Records
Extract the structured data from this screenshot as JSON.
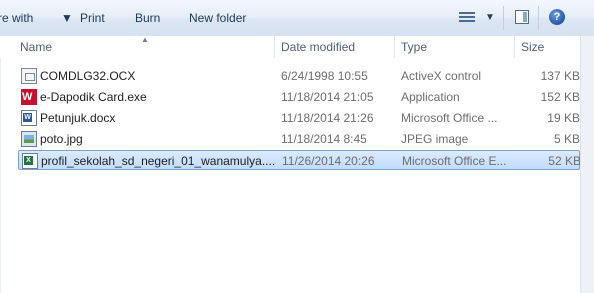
{
  "toolbar": {
    "share_label": "re with",
    "print_label": "Print",
    "burn_label": "Burn",
    "new_folder_label": "New folder",
    "help_label": "?"
  },
  "columns": {
    "name": "Name",
    "date": "Date modified",
    "type": "Type",
    "size": "Size"
  },
  "files": [
    {
      "name": "COMDLG32.OCX",
      "date": "6/24/1998 10:55",
      "type": "ActiveX control",
      "size": "137 KB",
      "icon": "ocx-file-icon"
    },
    {
      "name": "e-Dapodik Card.exe",
      "date": "11/18/2014 21:05",
      "type": "Application",
      "size": "152 KB",
      "icon": "exe-file-icon"
    },
    {
      "name": "Petunjuk.docx",
      "date": "11/18/2014 21:26",
      "type": "Microsoft Office ...",
      "size": "19 KB",
      "icon": "word-file-icon"
    },
    {
      "name": "poto.jpg",
      "date": "11/18/2014 8:45",
      "type": "JPEG image",
      "size": "5 KB",
      "icon": "jpeg-file-icon"
    },
    {
      "name": "profil_sekolah_sd_negeri_01_wanamulya....",
      "date": "11/26/2014 20:26",
      "type": "Microsoft Office E...",
      "size": "52 KB",
      "icon": "excel-file-icon",
      "selected": true
    }
  ],
  "colors": {
    "selection": "#c1dcfc",
    "selection_border": "#7da2ce",
    "toolbar_text": "#1e395b"
  }
}
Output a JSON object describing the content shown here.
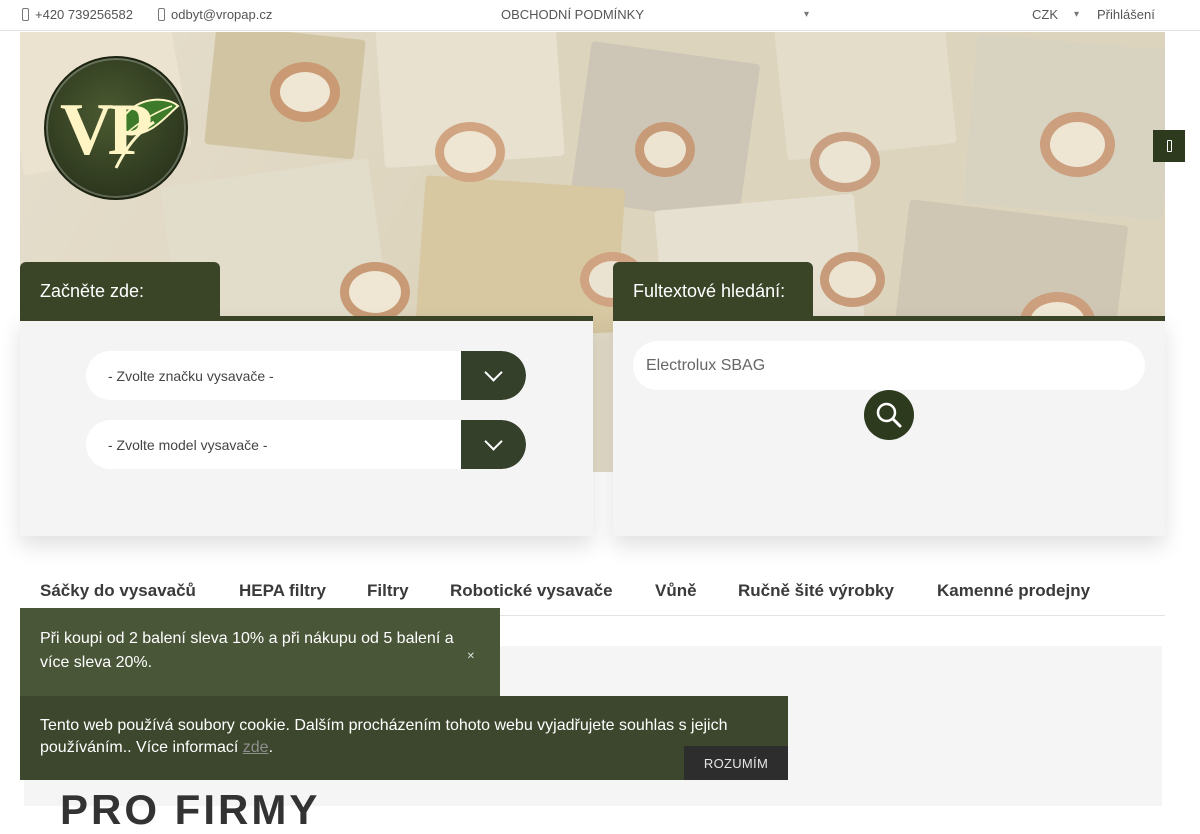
{
  "topbar": {
    "phone": "+420 739256582",
    "email": "odbyt@vropap.cz",
    "terms": "OBCHODNÍ PODMÍNKY",
    "currency": "CZK",
    "login": "Přihlášení"
  },
  "brand": {
    "logo_letters": "VP",
    "logo_color": "#2f3a1f"
  },
  "start_panel": {
    "title": "Začněte zde:",
    "brand_select": "- Zvolte značku vysavače -",
    "model_select": "- Zvolte model vysavače -"
  },
  "search_panel": {
    "title": "Fultextové hledání:",
    "placeholder": "Electrolux SBAG"
  },
  "nav": {
    "items": [
      "Sáčky do vysavačů",
      "HEPA filtry",
      "Filtry",
      "Robotické vysavače",
      "Vůně",
      "Ručně šité výrobky",
      "Kamenné prodejny"
    ]
  },
  "promo": {
    "text": "Při koupi od 2 balení sleva 10% a při nákupu od 5 balení a více sleva 20%."
  },
  "cookie": {
    "text": "Tento web používá soubory cookie. Dalším procházením tohoto webu vyjadřujete souhlas s jejich používáním.. Více informací",
    "link": "zde",
    "suffix": ".",
    "button": "ROZUMÍM"
  },
  "content": {
    "heading": "PRO FIRMY"
  },
  "colors": {
    "accent": "#3a4528",
    "dark_button": "#2e3a1e",
    "promo_bg": "#4a5638",
    "cookie_bg": "#3d472d"
  }
}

- _PROBLEM_
Every record above should be written out again without change, except that the pictures are left out.

- _EXPECTED OUTPUT_
Extract the structured data from this screenshot as JSON.
{
  "toolbar": {
    "share_label": "re with",
    "print_label": "Print",
    "burn_label": "Burn",
    "new_folder_label": "New folder",
    "help_label": "?"
  },
  "columns": {
    "name": "Name",
    "date": "Date modified",
    "type": "Type",
    "size": "Size"
  },
  "files": [
    {
      "name": "COMDLG32.OCX",
      "date": "6/24/1998 10:55",
      "type": "ActiveX control",
      "size": "137 KB",
      "icon": "ocx-file-icon"
    },
    {
      "name": "e-Dapodik Card.exe",
      "date": "11/18/2014 21:05",
      "type": "Application",
      "size": "152 KB",
      "icon": "exe-file-icon"
    },
    {
      "name": "Petunjuk.docx",
      "date": "11/18/2014 21:26",
      "type": "Microsoft Office ...",
      "size": "19 KB",
      "icon": "word-file-icon"
    },
    {
      "name": "poto.jpg",
      "date": "11/18/2014 8:45",
      "type": "JPEG image",
      "size": "5 KB",
      "icon": "jpeg-file-icon"
    },
    {
      "name": "profil_sekolah_sd_negeri_01_wanamulya....",
      "date": "11/26/2014 20:26",
      "type": "Microsoft Office E...",
      "size": "52 KB",
      "icon": "excel-file-icon",
      "selected": true
    }
  ],
  "colors": {
    "selection": "#c1dcfc",
    "selection_border": "#7da2ce",
    "toolbar_text": "#1e395b"
  }
}
Output a JSON object describing the content shown here.
{
  "topbar": {
    "phone": "+420 739256582",
    "email": "odbyt@vropap.cz",
    "terms": "OBCHODNÍ PODMÍNKY",
    "currency": "CZK",
    "login": "Přihlášení"
  },
  "brand": {
    "logo_letters": "VP",
    "logo_color": "#2f3a1f"
  },
  "start_panel": {
    "title": "Začněte zde:",
    "brand_select": "- Zvolte značku vysavače -",
    "model_select": "- Zvolte model vysavače -"
  },
  "search_panel": {
    "title": "Fultextové hledání:",
    "placeholder": "Electrolux SBAG"
  },
  "nav": {
    "items": [
      "Sáčky do vysavačů",
      "HEPA filtry",
      "Filtry",
      "Robotické vysavače",
      "Vůně",
      "Ručně šité výrobky",
      "Kamenné prodejny"
    ]
  },
  "promo": {
    "text": "Při koupi od 2 balení sleva 10% a při nákupu od 5 balení a více sleva 20%."
  },
  "cookie": {
    "text": "Tento web používá soubory cookie. Dalším procházením tohoto webu vyjadřujete souhlas s jejich používáním.. Více informací",
    "link": "zde",
    "suffix": ".",
    "button": "ROZUMÍM"
  },
  "content": {
    "heading": "PRO FIRMY"
  },
  "colors": {
    "accent": "#3a4528",
    "dark_button": "#2e3a1e",
    "promo_bg": "#4a5638",
    "cookie_bg": "#3d472d"
  }
}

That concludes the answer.